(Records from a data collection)
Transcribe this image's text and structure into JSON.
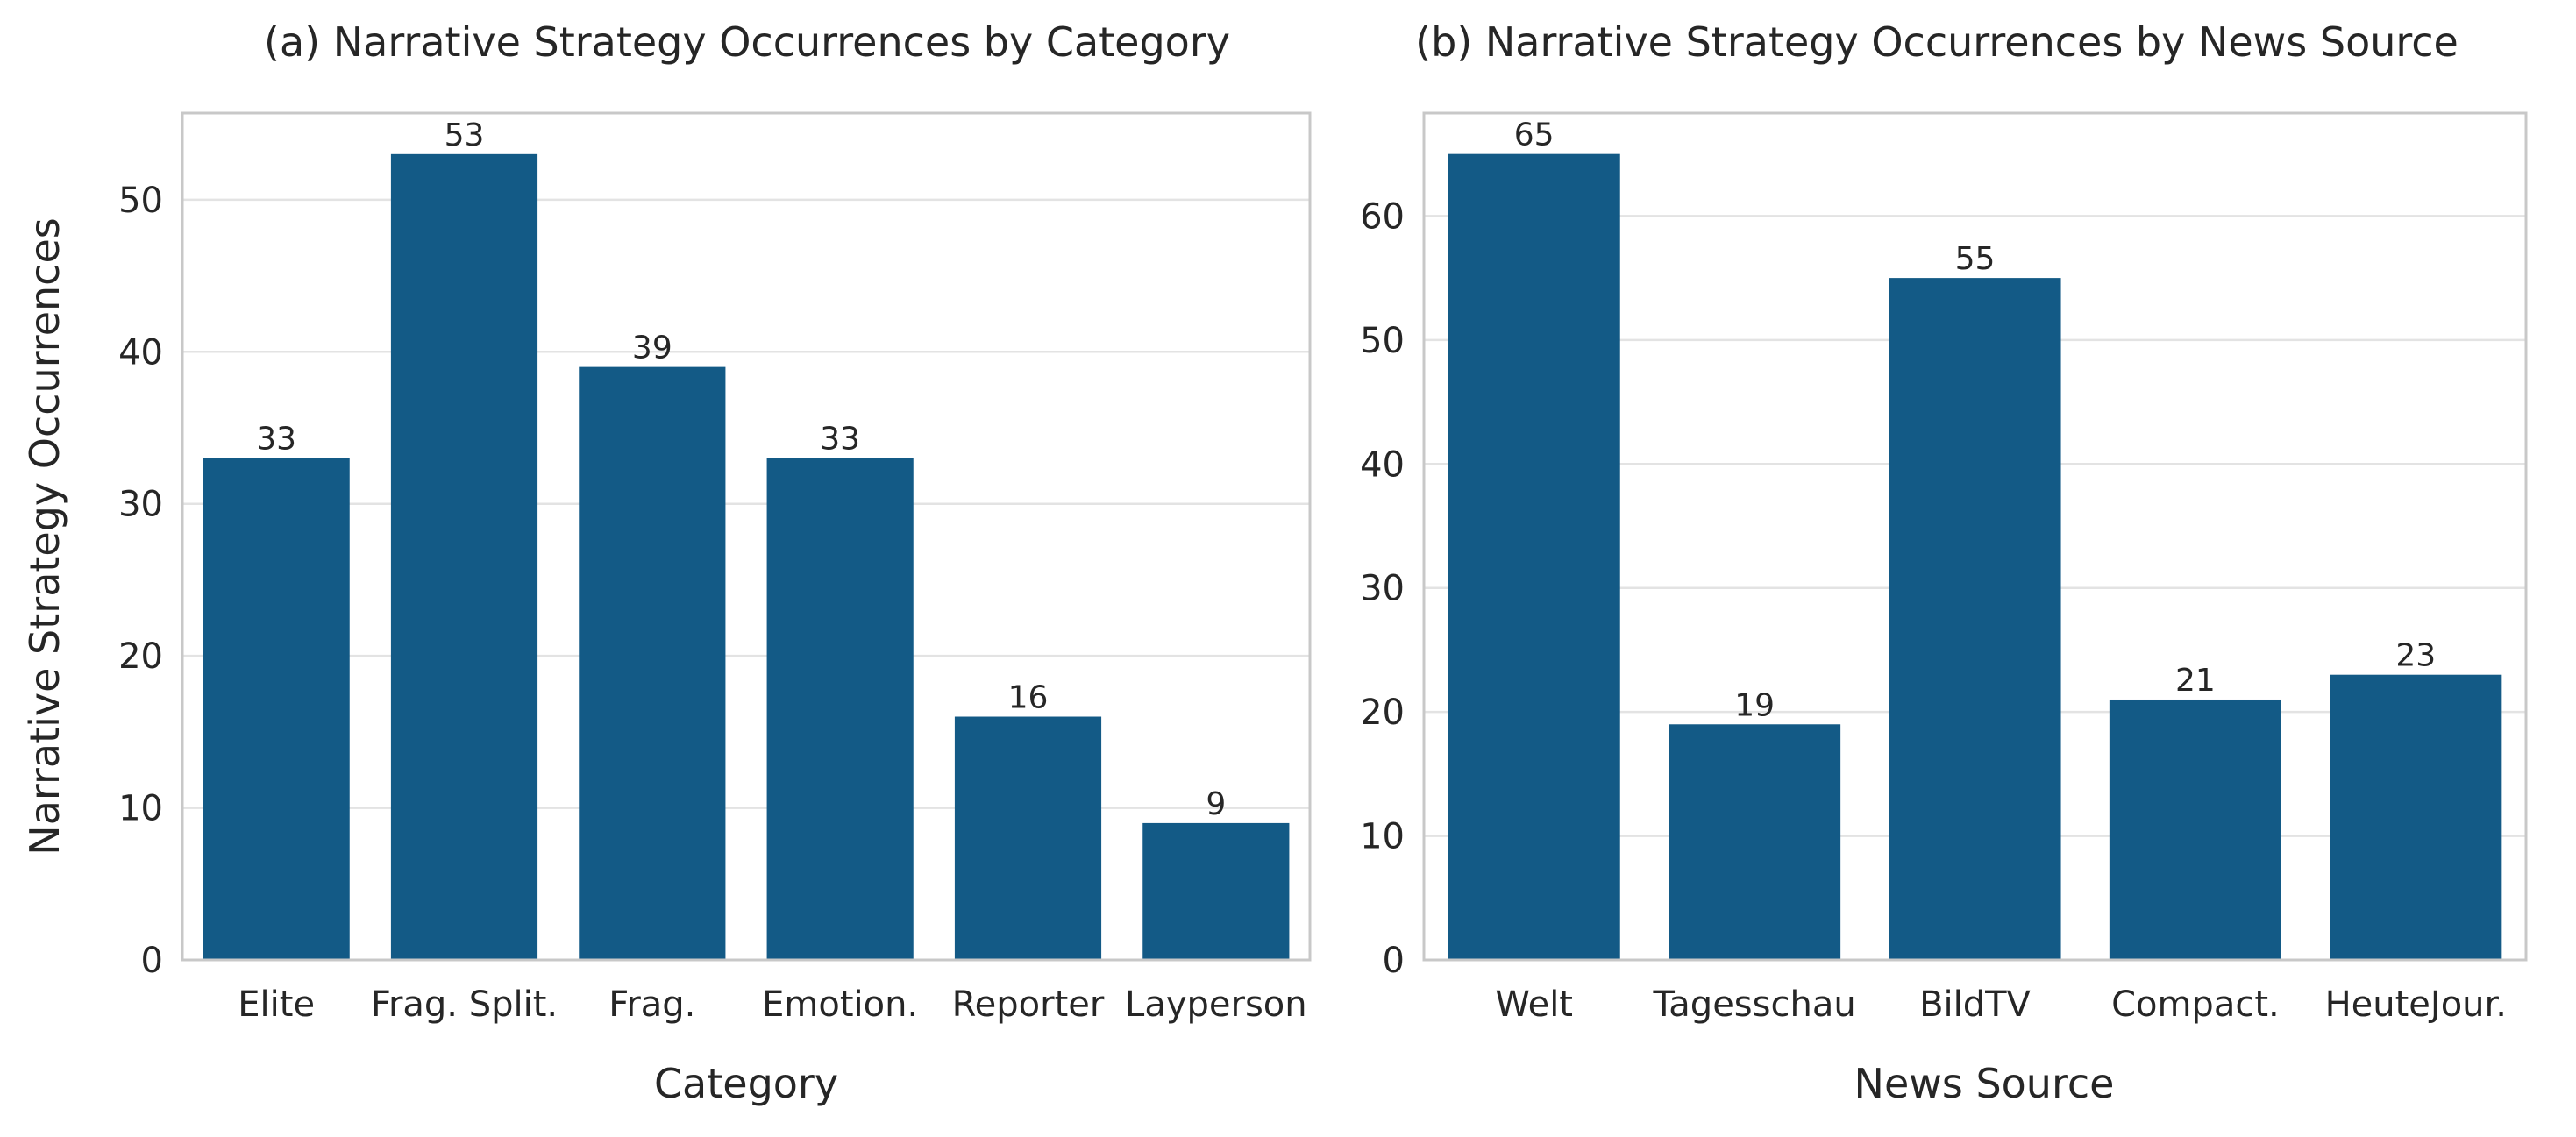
{
  "chart_data": [
    {
      "type": "bar",
      "title": "(a) Narrative Strategy Occurrences by Category",
      "xlabel": "Category",
      "ylabel": "Narrative Strategy Occurrences",
      "categories": [
        "Elite",
        "Frag. Split.",
        "Frag.",
        "Emotion.",
        "Reporter",
        "Layperson"
      ],
      "values": [
        33,
        53,
        39,
        33,
        16,
        9
      ],
      "ylim": [
        0,
        55.7
      ],
      "yticks": [
        "0",
        "10",
        "20",
        "30",
        "40",
        "50"
      ],
      "grid": "horizontal",
      "bar_color": "#135a86"
    },
    {
      "type": "bar",
      "title": "(b) Narrative Strategy Occurrences by News Source",
      "xlabel": "News Source",
      "ylabel": "",
      "categories": [
        "Welt",
        "Tagesschau",
        "BildTV",
        "Compact.",
        "HeuteJour."
      ],
      "values": [
        65,
        19,
        55,
        21,
        23
      ],
      "ylim": [
        0,
        68.3
      ],
      "yticks": [
        "0",
        "10",
        "20",
        "30",
        "40",
        "50",
        "60"
      ],
      "grid": "horizontal",
      "bar_color": "#135a86"
    }
  ]
}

» **To be done**:
Your answer should be one number: how many lines in the material above contain the string "Strategy".

» **Task result**:
3